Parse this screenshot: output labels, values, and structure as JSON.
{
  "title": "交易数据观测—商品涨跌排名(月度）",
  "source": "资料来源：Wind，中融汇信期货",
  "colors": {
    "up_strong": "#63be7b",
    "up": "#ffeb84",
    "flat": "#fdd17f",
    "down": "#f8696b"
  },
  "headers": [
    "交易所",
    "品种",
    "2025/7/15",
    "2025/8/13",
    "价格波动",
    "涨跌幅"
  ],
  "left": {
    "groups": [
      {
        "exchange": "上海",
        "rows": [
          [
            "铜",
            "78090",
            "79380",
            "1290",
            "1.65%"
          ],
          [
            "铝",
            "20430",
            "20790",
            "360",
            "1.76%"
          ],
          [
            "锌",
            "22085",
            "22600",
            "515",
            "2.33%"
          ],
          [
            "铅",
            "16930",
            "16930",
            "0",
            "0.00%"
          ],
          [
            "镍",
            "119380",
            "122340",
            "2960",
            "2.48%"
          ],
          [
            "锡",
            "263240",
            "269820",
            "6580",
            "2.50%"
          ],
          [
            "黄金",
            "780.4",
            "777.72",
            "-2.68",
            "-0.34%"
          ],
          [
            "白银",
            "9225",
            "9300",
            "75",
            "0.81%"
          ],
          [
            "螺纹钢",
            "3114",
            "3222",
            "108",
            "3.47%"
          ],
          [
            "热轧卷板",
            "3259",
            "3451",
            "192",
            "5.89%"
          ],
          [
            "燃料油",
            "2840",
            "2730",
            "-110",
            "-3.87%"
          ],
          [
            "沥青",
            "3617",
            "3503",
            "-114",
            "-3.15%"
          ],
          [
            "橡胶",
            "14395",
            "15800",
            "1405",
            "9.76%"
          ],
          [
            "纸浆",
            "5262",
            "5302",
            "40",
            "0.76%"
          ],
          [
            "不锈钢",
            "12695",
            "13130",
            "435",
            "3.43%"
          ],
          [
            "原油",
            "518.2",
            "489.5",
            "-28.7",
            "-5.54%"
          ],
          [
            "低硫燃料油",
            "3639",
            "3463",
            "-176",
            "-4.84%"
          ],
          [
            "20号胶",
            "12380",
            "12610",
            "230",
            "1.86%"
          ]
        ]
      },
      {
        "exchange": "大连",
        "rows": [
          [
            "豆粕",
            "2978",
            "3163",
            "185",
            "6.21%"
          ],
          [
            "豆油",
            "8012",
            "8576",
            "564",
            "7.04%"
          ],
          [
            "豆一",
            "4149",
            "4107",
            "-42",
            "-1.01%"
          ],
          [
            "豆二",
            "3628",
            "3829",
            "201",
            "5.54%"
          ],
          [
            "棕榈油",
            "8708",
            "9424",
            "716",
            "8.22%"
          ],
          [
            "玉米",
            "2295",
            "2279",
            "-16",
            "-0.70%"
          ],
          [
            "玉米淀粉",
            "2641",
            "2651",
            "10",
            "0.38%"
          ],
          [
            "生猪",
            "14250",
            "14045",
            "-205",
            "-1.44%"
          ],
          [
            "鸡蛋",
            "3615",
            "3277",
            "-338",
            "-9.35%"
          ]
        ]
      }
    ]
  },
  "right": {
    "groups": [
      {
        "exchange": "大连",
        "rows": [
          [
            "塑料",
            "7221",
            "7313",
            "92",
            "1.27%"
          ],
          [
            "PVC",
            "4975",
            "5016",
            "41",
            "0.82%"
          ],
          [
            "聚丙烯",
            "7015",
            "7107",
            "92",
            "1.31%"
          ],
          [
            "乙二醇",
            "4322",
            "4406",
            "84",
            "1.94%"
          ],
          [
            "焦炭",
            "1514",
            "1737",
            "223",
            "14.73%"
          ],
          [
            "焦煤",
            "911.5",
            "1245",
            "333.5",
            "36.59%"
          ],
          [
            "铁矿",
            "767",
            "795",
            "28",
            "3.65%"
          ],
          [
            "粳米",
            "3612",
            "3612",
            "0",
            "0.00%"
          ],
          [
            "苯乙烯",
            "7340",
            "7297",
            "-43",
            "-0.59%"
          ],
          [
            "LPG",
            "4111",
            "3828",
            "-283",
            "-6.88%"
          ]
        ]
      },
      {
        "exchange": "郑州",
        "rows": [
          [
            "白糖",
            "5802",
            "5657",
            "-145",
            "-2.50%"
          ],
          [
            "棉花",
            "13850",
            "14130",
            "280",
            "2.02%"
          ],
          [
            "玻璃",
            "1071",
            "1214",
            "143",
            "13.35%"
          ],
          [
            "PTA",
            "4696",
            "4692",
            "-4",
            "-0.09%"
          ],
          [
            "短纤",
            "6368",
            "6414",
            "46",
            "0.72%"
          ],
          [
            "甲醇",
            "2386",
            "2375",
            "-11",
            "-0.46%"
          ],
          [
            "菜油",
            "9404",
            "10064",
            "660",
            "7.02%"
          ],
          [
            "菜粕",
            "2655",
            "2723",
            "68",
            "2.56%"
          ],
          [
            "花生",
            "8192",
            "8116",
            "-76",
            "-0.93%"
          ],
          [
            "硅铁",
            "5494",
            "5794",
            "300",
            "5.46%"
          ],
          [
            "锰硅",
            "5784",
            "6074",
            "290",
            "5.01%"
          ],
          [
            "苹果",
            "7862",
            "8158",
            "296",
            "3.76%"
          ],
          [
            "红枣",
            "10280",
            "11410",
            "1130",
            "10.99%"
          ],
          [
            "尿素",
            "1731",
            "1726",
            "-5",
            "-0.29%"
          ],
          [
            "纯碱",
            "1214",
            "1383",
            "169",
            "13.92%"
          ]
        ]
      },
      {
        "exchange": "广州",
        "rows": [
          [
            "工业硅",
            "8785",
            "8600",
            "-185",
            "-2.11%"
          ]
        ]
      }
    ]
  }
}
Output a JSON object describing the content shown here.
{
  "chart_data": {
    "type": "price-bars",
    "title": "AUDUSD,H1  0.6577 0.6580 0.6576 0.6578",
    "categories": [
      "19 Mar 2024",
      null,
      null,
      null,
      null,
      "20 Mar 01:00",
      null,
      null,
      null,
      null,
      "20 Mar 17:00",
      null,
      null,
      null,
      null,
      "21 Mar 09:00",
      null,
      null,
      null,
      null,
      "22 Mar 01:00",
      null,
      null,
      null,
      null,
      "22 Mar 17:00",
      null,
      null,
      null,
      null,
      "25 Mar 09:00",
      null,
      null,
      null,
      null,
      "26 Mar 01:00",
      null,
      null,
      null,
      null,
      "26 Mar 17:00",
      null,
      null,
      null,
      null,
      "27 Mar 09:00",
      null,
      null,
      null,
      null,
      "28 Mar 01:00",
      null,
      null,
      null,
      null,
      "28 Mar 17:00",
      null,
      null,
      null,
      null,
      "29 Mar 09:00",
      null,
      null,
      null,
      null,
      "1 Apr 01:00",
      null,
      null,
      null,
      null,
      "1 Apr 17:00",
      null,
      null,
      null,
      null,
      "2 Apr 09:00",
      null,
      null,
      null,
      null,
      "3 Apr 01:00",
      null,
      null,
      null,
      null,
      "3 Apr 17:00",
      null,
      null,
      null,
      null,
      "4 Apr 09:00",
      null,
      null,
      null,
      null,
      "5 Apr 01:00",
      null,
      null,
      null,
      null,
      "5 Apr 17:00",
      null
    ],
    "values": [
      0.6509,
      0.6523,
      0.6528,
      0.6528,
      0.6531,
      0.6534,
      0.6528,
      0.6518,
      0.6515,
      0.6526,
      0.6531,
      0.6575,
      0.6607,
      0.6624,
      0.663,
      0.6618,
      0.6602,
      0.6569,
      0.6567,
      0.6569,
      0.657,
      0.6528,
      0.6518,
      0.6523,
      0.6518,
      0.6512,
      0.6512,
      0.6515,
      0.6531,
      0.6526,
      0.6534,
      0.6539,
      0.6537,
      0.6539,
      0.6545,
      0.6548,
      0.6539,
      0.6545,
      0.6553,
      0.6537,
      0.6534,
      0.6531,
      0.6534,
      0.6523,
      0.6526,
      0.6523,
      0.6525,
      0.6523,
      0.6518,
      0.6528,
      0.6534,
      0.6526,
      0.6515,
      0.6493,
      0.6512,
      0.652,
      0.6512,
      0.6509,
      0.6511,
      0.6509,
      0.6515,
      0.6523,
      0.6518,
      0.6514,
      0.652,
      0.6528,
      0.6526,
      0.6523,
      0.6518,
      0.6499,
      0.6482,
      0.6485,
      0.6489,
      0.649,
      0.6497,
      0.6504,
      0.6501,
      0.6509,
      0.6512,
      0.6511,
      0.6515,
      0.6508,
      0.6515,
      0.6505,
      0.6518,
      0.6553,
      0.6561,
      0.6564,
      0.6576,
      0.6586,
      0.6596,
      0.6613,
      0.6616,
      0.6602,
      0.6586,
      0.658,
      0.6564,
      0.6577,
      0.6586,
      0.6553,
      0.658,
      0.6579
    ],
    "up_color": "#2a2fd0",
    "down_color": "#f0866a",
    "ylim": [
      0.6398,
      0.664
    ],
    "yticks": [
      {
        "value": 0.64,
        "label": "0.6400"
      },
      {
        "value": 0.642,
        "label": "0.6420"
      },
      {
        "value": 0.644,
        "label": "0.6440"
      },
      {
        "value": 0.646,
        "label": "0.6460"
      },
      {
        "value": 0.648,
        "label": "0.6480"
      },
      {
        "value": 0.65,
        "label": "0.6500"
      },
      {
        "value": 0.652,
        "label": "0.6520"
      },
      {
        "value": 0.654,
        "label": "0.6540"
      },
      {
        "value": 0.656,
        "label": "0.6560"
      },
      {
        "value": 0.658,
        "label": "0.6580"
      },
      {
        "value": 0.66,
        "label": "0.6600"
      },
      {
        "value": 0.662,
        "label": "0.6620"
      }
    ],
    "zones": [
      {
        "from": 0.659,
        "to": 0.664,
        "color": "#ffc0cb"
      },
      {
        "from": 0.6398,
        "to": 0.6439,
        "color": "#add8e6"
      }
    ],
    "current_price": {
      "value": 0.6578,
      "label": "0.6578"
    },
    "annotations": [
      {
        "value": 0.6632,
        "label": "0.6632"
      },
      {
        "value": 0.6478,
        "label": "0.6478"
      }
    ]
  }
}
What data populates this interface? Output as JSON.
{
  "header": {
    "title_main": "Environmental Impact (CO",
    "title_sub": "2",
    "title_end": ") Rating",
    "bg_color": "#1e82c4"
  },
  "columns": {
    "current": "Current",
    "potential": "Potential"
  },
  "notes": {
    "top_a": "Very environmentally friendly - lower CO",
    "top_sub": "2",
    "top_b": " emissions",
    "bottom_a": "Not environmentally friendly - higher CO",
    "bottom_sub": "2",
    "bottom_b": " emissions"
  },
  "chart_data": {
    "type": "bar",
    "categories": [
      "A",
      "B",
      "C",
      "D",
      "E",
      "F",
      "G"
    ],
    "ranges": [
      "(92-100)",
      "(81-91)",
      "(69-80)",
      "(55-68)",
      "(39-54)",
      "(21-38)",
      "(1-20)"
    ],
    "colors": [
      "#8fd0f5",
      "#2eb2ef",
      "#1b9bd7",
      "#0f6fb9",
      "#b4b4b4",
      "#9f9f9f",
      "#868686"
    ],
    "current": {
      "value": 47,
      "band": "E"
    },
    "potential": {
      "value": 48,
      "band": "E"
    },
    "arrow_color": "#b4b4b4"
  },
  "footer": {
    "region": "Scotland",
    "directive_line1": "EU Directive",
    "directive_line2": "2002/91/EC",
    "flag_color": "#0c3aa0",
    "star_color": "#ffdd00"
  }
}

§ Directions:
Lines that hold "this" are the ones to copy; find all of them.

§ Solved problem:
Parse this screenshot: output labels, values, and structure as JSON.
What data populates this interface? Output as JSON.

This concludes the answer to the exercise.